## What you have to do
Search the records below for the word "健康状况" and show every line where it occurs.
# Records provided start
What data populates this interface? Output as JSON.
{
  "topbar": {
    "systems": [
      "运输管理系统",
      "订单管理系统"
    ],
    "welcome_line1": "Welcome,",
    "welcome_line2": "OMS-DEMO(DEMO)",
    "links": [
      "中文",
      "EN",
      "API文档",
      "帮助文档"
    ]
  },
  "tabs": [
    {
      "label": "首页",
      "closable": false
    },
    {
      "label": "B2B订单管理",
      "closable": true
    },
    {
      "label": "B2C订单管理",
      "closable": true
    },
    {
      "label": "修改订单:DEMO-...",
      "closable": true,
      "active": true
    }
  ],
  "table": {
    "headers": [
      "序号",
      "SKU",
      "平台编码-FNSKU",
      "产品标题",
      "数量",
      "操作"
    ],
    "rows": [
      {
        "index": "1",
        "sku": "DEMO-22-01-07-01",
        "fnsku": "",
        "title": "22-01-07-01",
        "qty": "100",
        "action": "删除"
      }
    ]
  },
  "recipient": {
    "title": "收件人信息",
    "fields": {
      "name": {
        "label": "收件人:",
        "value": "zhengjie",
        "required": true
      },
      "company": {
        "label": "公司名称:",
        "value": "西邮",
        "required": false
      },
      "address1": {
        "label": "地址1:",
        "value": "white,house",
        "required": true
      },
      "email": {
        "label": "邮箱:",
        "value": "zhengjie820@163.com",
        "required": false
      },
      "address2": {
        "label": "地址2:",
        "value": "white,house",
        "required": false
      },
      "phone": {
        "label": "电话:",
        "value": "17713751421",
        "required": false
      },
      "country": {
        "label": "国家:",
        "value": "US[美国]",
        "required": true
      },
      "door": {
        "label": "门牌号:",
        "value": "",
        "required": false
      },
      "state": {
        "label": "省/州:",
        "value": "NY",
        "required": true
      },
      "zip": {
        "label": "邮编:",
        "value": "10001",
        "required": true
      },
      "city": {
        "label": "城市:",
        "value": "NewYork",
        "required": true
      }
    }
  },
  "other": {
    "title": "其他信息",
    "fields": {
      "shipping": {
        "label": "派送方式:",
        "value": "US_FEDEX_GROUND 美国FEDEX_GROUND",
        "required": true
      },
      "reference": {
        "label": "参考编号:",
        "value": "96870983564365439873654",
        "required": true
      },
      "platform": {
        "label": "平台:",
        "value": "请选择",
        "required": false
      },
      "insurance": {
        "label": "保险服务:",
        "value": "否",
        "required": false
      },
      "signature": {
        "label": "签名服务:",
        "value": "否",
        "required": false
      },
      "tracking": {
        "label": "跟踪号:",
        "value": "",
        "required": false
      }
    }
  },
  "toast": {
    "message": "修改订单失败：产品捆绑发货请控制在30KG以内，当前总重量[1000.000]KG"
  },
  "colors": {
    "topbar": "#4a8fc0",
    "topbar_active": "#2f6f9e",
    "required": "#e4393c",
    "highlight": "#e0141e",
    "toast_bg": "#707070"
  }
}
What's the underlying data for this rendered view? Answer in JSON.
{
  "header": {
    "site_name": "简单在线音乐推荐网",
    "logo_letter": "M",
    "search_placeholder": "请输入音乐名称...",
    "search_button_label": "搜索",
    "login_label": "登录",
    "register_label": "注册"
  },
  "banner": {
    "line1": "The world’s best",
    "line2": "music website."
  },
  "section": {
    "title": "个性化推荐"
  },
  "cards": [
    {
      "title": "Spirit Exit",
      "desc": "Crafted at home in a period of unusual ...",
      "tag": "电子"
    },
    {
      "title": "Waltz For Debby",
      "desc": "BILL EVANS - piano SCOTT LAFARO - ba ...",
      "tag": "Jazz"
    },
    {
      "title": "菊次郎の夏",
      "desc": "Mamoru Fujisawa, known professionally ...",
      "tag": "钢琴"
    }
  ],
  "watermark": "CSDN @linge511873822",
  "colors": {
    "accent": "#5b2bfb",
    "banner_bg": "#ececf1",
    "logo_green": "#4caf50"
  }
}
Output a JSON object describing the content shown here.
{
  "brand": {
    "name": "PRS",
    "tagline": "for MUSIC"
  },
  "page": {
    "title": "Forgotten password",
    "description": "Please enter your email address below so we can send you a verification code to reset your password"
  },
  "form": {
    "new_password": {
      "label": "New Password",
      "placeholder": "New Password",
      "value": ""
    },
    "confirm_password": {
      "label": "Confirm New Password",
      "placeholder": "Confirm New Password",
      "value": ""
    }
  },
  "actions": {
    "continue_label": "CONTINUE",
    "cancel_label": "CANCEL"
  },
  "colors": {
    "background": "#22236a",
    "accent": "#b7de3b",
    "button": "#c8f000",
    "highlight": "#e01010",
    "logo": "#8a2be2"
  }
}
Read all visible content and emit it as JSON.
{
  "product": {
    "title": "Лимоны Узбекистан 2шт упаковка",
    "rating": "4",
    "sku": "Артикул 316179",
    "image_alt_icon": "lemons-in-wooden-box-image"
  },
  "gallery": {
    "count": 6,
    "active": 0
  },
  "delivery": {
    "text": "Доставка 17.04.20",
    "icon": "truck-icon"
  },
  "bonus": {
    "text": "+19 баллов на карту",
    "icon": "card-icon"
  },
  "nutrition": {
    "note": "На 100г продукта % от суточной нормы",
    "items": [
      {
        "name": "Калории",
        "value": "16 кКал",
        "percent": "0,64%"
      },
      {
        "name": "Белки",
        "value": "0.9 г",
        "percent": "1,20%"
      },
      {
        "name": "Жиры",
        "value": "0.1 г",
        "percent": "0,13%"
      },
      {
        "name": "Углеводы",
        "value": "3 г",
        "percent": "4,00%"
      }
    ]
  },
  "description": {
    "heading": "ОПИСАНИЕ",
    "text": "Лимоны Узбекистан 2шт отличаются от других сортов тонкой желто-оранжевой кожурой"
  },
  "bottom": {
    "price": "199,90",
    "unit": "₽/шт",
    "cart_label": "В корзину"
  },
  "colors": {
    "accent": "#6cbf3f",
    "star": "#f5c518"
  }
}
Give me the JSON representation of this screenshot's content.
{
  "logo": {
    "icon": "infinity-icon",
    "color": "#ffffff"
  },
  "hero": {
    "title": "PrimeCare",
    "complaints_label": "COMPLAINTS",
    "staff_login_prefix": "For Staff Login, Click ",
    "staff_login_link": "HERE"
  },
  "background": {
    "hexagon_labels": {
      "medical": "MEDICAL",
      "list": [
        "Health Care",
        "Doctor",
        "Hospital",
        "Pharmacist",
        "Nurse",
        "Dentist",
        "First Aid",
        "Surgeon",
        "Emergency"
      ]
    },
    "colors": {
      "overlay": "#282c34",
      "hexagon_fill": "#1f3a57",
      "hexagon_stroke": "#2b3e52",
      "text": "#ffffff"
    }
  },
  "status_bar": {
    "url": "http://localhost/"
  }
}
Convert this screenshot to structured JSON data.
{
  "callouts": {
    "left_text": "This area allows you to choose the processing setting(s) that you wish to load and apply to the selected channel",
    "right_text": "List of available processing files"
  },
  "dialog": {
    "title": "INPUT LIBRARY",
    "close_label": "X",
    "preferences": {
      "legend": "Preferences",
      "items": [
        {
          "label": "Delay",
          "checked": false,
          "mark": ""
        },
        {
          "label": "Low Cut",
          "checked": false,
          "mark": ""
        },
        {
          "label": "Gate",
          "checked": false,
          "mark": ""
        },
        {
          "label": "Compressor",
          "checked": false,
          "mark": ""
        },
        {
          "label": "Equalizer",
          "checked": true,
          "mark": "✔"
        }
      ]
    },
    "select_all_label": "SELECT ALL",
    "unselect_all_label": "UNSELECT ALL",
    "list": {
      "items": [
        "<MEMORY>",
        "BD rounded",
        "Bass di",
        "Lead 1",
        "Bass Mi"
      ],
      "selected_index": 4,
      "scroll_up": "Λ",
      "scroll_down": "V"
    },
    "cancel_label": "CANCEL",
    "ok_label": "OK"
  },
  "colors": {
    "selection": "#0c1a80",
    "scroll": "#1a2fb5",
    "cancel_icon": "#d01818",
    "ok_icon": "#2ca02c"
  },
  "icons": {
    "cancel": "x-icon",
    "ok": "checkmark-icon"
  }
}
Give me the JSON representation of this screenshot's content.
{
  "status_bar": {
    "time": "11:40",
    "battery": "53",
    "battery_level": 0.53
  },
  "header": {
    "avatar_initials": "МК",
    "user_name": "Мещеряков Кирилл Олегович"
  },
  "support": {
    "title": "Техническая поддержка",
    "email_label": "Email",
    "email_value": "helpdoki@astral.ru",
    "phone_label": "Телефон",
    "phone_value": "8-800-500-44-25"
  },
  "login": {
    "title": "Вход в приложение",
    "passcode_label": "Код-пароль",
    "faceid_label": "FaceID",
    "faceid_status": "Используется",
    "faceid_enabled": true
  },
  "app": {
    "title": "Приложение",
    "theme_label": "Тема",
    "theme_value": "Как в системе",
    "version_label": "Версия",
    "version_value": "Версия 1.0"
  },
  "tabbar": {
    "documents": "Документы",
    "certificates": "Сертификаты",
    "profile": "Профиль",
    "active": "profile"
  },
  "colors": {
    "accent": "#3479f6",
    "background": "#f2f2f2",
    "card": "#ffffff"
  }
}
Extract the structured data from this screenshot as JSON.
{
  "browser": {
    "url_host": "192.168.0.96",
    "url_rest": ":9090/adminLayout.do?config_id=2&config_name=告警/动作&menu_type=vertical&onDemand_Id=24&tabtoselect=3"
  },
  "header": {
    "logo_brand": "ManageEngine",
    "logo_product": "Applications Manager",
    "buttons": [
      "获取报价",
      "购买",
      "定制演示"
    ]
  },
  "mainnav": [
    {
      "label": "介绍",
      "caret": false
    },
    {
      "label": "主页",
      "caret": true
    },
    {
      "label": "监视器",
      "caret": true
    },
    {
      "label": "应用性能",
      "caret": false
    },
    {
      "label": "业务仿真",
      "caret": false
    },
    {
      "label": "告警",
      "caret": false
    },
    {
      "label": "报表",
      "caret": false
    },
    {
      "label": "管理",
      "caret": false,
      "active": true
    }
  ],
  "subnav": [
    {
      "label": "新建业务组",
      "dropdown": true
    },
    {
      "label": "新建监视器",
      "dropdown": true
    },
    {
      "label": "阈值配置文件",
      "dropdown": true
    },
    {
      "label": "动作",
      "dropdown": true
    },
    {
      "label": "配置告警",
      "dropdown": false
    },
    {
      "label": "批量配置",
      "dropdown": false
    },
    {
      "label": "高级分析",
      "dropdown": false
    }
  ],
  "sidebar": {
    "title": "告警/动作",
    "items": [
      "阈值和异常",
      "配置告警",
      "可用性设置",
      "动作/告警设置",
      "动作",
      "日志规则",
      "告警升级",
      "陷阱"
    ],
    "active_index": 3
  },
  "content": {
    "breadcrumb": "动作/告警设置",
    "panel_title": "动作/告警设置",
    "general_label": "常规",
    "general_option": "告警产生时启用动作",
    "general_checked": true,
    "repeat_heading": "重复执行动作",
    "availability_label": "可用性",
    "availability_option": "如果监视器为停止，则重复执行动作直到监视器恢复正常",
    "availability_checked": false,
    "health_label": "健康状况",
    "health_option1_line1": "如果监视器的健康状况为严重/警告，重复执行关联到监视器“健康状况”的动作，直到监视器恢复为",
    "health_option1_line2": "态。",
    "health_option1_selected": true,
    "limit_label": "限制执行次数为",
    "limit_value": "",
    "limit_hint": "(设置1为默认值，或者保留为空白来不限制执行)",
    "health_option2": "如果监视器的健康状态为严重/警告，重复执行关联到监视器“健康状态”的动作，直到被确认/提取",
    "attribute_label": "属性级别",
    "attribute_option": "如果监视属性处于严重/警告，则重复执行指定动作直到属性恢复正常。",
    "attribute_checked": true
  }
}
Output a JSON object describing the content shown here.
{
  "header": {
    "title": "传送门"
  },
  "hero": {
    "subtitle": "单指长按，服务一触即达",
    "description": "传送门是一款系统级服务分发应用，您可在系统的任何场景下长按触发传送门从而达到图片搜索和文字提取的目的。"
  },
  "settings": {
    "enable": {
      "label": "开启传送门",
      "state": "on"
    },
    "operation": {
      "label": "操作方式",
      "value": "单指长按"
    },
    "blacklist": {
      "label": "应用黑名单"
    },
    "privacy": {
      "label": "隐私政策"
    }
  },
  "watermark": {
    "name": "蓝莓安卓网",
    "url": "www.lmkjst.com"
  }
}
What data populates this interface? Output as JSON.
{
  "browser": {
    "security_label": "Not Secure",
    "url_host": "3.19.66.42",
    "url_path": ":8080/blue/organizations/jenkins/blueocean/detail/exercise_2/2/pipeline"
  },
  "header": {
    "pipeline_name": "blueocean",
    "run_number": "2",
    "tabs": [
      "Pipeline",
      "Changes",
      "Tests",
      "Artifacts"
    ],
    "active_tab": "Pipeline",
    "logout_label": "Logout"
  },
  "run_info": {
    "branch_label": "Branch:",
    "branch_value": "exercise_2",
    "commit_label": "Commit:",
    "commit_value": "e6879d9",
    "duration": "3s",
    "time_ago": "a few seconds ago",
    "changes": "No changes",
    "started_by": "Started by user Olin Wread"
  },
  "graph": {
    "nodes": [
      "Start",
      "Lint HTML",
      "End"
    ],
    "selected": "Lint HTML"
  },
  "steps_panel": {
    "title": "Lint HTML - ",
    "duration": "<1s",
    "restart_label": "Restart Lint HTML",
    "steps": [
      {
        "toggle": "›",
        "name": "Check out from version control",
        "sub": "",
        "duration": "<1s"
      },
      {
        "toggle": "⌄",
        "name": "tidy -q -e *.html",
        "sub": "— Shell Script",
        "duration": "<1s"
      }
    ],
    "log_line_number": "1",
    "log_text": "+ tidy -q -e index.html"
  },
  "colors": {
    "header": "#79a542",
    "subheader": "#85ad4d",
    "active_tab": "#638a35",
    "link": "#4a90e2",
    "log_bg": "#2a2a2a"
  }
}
# Records provided end
## Solved problem
    "health_label": "健康状况",
    "health_option1_line1": "如果监视器的健康状况为严重/警告，重复执行关联到监视器“健康状况”的动作，直到监视器恢复为",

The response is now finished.